Source material:
=-=-=-=-=

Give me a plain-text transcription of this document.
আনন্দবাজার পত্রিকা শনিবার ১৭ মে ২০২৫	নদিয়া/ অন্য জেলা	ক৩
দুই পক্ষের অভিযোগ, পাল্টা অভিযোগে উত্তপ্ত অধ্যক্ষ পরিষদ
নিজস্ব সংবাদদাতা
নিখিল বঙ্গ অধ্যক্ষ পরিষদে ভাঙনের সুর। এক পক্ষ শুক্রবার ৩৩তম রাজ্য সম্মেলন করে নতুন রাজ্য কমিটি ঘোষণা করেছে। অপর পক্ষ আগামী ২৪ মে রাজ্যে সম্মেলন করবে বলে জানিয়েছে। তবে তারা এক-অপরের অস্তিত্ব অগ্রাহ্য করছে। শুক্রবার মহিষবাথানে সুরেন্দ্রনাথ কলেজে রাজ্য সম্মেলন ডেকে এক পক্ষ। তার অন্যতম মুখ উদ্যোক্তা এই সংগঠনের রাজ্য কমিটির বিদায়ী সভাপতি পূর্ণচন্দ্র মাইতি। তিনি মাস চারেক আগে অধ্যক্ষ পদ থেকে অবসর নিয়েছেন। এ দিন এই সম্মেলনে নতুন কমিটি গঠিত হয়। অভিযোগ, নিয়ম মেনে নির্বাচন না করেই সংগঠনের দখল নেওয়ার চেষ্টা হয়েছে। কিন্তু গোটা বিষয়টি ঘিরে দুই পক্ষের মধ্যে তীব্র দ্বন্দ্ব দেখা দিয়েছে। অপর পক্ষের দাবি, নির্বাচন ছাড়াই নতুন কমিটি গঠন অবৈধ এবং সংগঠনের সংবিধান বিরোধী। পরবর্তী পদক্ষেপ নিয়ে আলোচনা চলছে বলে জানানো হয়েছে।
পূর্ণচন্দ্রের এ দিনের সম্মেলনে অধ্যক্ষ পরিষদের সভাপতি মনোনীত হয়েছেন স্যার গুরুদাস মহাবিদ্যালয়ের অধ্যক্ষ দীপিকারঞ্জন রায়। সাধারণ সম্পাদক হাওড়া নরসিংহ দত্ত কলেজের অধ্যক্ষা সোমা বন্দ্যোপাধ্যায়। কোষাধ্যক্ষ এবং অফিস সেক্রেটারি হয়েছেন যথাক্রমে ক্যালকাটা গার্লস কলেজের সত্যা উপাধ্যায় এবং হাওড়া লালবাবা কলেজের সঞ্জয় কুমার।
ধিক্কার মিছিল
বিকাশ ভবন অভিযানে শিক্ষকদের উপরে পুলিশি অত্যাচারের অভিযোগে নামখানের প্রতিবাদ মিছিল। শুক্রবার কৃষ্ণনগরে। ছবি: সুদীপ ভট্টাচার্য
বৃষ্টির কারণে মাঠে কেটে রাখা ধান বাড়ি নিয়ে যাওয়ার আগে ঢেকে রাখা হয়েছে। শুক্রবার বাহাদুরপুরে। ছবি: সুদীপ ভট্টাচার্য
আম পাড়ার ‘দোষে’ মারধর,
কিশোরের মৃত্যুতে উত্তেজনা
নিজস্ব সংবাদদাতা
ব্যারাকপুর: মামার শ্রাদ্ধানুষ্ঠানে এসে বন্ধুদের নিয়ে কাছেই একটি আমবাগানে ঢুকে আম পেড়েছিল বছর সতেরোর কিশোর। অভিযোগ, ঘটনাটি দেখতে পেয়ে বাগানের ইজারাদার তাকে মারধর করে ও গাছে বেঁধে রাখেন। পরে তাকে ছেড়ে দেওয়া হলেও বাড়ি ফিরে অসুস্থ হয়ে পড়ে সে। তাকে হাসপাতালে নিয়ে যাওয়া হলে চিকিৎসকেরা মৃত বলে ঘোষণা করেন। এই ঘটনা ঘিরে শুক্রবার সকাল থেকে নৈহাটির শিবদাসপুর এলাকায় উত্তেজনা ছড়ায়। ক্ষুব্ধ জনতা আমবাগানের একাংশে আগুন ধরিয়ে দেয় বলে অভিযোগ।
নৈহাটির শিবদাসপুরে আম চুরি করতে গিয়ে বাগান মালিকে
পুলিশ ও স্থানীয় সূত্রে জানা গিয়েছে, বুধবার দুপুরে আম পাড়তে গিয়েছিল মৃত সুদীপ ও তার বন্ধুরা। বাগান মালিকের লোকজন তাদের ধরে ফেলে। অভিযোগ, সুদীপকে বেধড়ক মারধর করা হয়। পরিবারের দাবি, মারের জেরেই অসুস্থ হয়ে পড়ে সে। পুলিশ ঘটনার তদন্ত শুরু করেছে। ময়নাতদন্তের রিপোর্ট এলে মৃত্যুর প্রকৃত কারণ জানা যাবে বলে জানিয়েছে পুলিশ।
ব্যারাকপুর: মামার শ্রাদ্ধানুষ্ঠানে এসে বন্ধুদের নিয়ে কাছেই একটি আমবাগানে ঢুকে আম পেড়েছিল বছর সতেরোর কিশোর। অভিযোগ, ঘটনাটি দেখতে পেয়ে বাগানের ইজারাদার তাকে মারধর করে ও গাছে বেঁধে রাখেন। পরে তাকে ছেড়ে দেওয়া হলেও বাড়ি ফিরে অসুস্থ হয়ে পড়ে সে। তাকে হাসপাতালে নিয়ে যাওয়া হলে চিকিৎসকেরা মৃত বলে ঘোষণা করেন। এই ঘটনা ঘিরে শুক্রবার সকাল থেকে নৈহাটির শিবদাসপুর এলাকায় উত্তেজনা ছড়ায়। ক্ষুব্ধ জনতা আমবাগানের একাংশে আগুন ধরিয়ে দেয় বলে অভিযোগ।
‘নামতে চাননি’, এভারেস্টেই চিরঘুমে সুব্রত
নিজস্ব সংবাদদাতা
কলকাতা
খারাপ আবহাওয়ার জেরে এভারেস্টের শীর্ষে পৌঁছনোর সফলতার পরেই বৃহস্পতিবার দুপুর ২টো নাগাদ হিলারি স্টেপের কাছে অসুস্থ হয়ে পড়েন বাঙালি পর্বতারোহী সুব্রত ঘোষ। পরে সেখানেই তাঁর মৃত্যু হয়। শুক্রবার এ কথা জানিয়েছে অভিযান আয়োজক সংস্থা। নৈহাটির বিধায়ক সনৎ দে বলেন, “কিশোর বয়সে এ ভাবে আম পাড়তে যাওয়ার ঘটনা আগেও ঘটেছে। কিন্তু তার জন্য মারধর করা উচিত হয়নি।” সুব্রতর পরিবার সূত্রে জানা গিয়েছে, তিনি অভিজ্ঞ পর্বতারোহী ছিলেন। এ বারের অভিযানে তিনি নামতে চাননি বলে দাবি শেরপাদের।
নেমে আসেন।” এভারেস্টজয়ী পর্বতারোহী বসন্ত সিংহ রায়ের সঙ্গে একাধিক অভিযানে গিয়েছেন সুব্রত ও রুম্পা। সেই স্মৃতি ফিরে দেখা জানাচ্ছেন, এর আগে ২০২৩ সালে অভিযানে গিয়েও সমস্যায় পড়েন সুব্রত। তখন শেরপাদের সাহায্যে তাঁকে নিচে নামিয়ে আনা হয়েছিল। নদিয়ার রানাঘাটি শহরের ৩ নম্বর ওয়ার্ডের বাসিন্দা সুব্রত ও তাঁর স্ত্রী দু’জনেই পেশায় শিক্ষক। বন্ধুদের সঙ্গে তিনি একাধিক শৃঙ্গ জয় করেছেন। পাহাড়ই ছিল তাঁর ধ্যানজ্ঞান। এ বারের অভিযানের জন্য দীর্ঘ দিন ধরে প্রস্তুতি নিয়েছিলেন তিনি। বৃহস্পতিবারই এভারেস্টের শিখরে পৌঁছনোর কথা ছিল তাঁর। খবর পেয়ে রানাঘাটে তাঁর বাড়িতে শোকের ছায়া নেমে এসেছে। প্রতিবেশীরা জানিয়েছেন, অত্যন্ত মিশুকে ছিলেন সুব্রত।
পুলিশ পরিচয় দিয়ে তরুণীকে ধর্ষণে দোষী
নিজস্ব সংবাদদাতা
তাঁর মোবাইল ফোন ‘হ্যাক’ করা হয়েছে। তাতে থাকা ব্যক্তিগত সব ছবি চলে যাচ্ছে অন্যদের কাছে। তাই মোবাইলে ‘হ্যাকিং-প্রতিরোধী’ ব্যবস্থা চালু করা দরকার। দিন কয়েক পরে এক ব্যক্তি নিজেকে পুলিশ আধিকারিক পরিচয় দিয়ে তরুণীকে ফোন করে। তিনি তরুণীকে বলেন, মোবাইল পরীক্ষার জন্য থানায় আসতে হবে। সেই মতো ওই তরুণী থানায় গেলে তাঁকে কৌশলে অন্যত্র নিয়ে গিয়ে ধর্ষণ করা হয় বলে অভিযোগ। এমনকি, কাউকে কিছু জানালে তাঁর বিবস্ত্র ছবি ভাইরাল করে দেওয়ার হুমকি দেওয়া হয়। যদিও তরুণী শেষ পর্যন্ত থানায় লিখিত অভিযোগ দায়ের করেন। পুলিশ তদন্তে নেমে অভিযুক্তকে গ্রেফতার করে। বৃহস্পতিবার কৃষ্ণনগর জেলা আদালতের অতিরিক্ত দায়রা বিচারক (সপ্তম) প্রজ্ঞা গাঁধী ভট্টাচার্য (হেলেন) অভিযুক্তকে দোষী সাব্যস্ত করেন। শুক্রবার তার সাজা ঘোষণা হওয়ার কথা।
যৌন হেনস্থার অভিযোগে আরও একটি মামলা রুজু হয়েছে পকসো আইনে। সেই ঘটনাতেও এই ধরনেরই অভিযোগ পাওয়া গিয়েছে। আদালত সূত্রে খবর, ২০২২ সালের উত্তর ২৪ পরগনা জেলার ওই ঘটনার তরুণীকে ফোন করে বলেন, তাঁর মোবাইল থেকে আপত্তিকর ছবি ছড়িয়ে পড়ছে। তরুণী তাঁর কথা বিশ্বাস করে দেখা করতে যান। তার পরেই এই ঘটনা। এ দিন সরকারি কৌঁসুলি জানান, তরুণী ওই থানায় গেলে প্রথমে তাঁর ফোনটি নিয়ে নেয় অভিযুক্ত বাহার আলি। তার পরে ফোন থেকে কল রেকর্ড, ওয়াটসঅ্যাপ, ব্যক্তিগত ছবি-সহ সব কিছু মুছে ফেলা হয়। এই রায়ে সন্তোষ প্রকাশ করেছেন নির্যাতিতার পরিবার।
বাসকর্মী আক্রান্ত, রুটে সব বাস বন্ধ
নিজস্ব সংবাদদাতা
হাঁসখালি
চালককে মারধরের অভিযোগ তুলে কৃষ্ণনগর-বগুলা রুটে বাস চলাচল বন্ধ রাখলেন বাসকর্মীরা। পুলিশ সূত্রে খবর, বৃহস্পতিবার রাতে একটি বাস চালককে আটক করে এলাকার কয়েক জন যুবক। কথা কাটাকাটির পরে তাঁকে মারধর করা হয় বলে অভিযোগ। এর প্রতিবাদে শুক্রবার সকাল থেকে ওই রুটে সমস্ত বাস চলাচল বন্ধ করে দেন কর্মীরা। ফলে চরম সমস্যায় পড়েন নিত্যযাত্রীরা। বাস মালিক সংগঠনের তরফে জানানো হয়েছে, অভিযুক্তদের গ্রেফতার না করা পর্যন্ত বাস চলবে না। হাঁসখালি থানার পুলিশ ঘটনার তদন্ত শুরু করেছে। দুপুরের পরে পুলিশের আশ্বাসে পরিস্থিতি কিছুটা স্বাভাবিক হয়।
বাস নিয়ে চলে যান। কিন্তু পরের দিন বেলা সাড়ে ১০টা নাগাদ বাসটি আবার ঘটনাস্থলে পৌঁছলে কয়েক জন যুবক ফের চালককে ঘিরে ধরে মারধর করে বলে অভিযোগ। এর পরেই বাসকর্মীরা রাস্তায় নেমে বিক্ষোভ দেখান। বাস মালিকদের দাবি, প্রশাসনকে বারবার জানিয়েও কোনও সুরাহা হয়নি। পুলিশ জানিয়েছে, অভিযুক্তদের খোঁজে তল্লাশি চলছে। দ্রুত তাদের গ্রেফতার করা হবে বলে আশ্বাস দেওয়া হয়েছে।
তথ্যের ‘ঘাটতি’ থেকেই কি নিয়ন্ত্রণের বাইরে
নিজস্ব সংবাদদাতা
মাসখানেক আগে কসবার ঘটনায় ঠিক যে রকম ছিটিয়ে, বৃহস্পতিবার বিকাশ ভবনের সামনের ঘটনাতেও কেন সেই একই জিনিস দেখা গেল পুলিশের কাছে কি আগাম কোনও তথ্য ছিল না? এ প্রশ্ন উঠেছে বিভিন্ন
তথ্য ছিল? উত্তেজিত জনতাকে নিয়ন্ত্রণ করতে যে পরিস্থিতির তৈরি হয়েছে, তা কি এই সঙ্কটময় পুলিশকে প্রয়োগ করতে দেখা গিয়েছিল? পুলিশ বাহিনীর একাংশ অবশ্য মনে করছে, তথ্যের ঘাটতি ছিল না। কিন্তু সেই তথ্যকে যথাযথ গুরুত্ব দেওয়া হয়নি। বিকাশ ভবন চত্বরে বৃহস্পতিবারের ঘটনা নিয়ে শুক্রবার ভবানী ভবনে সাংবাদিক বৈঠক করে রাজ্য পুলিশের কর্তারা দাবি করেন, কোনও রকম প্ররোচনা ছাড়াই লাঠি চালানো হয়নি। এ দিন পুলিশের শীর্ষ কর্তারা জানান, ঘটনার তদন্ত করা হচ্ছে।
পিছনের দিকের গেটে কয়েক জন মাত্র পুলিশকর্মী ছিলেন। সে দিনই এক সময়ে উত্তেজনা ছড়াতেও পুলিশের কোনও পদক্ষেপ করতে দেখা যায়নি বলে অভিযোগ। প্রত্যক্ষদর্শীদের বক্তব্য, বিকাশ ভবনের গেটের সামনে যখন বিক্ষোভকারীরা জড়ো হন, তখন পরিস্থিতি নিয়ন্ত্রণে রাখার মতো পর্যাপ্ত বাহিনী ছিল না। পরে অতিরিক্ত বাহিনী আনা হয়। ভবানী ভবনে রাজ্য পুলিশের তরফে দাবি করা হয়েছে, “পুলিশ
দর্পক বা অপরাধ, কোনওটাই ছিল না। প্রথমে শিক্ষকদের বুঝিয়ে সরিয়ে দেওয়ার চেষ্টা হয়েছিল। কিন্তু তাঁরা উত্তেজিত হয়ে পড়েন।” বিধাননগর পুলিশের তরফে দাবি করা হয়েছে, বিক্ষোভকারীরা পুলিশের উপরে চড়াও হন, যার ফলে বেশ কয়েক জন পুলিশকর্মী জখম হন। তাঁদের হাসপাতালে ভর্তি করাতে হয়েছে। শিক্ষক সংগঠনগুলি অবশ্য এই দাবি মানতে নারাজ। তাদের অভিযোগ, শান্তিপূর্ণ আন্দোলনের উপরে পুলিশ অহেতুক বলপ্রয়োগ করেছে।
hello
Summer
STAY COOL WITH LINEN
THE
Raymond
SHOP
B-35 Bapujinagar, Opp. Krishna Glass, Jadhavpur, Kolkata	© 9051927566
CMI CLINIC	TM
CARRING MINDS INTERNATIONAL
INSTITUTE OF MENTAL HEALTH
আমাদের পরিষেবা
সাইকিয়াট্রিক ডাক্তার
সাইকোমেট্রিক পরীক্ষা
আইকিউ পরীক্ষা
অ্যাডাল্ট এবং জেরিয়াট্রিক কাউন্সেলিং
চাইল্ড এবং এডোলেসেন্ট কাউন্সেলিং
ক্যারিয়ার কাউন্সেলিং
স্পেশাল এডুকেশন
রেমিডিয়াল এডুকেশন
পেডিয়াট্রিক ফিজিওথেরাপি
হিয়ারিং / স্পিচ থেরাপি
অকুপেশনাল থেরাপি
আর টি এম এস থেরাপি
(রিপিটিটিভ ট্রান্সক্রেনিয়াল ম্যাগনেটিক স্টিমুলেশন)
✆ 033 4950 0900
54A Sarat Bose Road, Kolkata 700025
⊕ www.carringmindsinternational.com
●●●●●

=-=-=-=-=

Instructions for the task:
Pull every line containing the word "Kolkata" out of the material.

Full solution:
B-35 Bapujinagar, Opp. Krishna Glass, Jadhavpur, Kolkata	© 9051927566
54A Sarat Bose Road, Kolkata 700025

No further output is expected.